>>>

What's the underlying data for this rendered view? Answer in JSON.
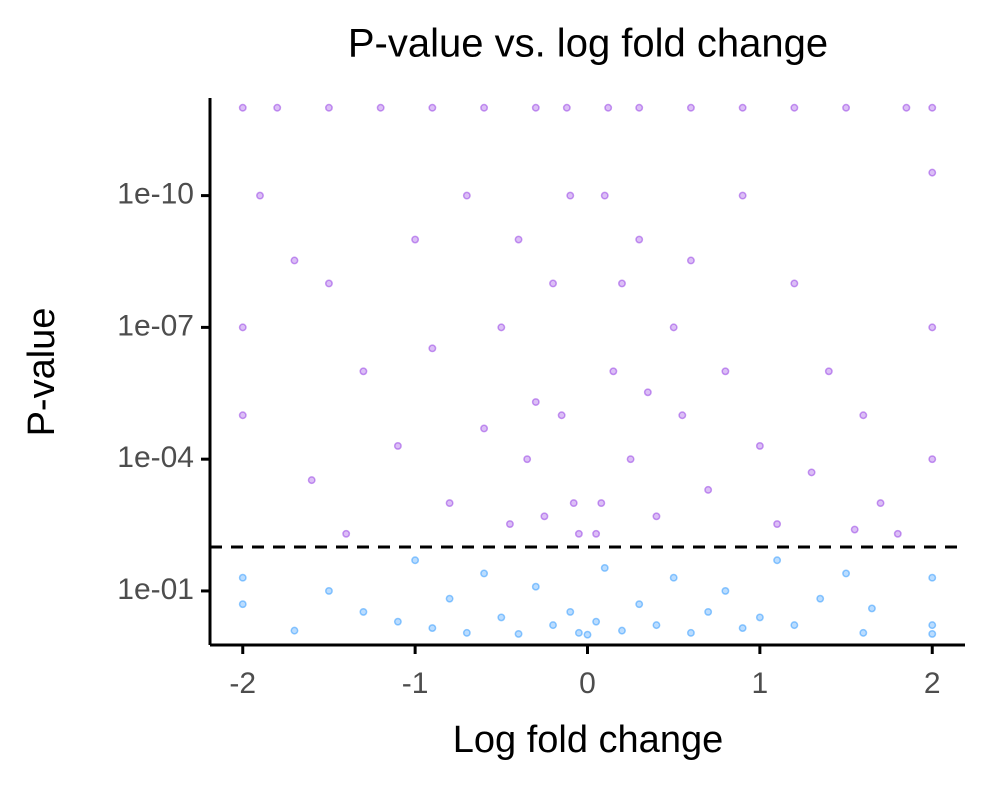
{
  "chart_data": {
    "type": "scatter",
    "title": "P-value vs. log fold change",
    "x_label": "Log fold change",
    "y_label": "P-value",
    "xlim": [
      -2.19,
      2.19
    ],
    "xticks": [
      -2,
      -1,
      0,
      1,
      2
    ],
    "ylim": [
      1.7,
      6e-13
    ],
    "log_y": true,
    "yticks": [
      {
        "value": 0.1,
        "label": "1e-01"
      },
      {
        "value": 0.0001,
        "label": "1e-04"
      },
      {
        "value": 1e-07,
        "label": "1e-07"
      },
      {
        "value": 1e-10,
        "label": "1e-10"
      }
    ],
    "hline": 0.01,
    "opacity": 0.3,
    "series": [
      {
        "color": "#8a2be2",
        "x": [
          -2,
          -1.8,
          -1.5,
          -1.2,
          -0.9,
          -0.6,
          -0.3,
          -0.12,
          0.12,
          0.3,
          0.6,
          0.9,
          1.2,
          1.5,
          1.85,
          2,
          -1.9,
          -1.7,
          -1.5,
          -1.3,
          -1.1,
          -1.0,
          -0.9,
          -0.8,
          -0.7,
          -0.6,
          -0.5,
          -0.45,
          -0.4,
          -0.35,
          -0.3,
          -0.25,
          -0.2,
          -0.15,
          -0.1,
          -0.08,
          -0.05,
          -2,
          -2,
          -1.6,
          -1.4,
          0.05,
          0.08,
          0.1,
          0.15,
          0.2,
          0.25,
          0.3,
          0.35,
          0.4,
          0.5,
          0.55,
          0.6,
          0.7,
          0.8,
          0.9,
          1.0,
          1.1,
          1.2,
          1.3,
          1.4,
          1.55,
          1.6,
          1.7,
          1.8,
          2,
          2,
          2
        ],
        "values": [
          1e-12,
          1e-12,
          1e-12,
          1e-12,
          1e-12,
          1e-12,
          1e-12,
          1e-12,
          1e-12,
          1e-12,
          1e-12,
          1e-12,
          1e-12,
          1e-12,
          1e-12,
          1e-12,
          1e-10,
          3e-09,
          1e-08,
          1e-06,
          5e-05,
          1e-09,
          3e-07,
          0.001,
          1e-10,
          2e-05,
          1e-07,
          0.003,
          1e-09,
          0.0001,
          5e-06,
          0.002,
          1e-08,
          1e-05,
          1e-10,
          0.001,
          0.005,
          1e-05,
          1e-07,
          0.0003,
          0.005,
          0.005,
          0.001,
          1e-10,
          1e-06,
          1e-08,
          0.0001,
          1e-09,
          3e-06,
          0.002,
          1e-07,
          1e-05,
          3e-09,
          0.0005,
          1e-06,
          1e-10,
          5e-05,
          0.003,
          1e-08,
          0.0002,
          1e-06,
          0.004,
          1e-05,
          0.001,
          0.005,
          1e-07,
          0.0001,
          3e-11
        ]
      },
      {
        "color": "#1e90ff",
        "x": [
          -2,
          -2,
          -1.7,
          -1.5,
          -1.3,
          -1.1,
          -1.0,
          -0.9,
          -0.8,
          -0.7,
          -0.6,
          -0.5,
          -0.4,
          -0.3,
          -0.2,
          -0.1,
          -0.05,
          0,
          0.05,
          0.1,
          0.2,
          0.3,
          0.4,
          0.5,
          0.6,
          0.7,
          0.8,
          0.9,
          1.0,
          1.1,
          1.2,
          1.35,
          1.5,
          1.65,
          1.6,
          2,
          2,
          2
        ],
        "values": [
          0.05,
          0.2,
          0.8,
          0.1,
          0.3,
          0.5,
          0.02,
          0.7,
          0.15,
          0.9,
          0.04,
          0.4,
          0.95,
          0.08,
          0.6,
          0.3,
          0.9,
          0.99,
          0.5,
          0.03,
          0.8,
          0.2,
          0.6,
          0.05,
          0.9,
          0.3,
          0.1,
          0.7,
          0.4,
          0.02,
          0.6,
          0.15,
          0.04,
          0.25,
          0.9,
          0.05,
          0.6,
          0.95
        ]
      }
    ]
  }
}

<<<
>>>

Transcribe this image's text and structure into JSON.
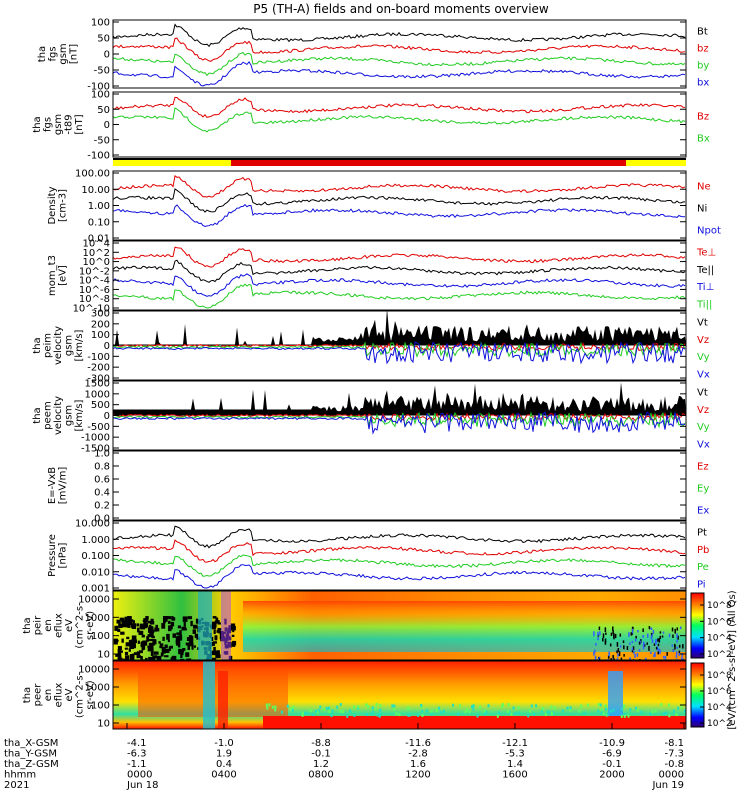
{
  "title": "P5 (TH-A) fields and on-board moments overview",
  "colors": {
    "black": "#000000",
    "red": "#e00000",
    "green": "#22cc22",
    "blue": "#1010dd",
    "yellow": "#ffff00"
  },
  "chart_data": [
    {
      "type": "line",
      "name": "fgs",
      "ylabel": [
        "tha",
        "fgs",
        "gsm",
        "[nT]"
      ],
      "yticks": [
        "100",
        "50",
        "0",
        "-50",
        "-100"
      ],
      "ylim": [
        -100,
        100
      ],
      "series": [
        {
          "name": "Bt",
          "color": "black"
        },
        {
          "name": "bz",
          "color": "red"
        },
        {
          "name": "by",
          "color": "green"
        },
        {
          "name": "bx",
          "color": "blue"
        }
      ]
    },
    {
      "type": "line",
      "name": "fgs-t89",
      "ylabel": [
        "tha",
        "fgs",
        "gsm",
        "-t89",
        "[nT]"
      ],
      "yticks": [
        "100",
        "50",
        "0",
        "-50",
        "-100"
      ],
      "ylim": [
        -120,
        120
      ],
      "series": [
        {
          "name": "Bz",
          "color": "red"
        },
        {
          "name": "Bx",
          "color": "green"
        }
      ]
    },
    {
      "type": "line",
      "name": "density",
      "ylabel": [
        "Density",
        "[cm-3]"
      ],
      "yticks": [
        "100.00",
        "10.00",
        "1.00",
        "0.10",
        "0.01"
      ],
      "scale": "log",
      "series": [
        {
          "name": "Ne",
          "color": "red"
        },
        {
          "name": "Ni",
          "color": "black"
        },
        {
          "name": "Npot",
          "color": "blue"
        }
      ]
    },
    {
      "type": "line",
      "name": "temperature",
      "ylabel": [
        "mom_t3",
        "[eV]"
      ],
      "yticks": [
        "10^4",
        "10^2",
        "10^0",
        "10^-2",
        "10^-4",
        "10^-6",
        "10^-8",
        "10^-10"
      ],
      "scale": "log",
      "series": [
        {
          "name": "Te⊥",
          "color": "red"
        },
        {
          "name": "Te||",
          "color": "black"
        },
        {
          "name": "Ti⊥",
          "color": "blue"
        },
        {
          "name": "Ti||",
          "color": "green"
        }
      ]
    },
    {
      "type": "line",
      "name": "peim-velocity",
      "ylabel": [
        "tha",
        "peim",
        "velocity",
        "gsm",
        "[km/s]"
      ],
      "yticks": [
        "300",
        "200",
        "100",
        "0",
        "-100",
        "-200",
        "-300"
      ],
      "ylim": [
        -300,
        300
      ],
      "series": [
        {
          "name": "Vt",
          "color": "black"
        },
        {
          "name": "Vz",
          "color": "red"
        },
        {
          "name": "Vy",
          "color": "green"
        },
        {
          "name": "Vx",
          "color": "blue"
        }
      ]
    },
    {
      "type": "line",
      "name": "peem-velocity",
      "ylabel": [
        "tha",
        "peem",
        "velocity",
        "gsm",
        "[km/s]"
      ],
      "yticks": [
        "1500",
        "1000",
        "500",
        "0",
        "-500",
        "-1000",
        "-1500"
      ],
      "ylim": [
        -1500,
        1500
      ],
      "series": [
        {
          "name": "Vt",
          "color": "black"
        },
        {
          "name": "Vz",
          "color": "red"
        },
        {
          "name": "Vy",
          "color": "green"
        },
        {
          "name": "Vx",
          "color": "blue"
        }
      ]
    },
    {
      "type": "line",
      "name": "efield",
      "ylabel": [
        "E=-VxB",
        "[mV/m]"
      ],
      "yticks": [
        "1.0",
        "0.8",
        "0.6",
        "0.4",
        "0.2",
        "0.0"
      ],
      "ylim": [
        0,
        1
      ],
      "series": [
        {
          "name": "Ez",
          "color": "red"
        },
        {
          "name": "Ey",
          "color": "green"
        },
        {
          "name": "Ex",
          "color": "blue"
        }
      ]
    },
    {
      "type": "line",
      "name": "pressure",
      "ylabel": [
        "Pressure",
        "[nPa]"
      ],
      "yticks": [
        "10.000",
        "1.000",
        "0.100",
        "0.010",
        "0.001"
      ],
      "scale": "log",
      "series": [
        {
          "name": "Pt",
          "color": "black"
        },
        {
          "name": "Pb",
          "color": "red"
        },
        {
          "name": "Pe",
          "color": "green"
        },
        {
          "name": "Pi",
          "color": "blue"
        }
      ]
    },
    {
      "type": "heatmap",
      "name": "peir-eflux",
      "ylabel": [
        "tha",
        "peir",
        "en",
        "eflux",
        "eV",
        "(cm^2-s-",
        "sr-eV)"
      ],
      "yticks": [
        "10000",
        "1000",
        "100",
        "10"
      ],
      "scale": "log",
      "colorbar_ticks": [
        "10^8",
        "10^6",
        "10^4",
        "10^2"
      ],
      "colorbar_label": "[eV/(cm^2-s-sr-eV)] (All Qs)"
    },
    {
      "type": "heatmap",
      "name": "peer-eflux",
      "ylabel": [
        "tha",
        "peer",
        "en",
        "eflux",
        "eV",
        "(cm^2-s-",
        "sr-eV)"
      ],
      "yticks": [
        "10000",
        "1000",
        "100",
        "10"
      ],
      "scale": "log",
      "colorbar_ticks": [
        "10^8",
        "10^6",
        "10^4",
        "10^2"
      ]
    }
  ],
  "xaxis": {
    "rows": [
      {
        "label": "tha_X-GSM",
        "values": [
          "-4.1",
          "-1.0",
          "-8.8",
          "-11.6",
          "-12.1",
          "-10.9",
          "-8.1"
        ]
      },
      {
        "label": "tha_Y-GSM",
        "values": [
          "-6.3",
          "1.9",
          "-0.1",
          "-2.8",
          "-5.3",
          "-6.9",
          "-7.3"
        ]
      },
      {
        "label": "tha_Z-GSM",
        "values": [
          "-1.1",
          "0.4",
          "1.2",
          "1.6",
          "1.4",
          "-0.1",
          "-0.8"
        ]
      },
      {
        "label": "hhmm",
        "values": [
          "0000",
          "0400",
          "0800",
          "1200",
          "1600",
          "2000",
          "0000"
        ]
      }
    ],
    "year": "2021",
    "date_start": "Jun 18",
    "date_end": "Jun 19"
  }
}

<<<

§ Goal of the exercise
Locate the lines above that contain "title" and copy them.

§ Output of the task
    "title": "P-value vs. log fold change",
  "title": "P5 (TH-A) fields and on-board moments overview",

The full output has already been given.